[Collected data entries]

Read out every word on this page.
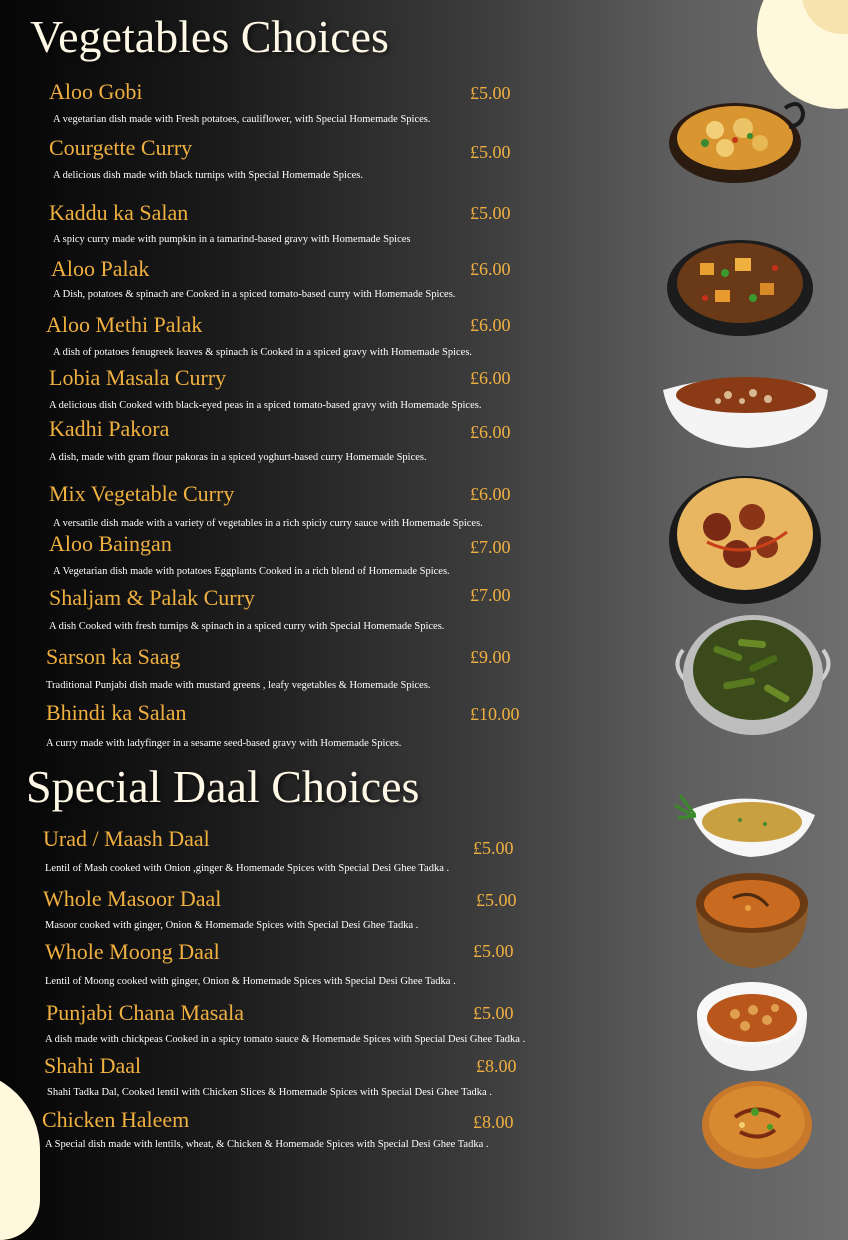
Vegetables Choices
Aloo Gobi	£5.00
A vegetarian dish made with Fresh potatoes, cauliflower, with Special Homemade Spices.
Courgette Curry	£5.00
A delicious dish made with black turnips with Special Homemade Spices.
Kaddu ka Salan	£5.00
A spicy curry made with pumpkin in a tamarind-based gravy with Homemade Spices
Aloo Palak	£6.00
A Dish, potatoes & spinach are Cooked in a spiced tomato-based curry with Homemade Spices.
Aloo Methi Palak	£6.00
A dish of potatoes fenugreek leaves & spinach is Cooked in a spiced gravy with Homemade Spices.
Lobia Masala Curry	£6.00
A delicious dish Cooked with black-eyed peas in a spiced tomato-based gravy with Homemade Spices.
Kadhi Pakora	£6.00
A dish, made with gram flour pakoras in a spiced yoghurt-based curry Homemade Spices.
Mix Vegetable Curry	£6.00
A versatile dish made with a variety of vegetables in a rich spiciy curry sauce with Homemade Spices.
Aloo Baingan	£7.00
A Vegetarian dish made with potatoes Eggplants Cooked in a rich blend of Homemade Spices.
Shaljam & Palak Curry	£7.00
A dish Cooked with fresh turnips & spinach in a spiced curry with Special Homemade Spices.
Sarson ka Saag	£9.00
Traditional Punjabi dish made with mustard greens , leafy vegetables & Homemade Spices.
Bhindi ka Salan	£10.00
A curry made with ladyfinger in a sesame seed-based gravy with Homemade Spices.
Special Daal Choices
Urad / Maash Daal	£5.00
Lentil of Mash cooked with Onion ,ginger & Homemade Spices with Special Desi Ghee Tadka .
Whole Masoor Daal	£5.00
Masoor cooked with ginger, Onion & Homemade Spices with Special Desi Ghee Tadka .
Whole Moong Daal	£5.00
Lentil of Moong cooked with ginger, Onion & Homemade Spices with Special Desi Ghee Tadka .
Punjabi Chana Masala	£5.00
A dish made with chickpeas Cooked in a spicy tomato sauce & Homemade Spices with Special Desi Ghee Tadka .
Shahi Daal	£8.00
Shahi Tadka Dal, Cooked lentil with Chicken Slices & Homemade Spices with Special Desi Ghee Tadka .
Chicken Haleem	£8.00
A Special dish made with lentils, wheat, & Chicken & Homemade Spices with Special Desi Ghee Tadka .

THE TASK:
In the entries above, identify each line that includes the string "Aloo", then copy it.

SOLUTION:
Aloo Gobi	£5.00
Aloo Palak	£6.00
Aloo Methi Palak	£6.00
Aloo Baingan	£7.00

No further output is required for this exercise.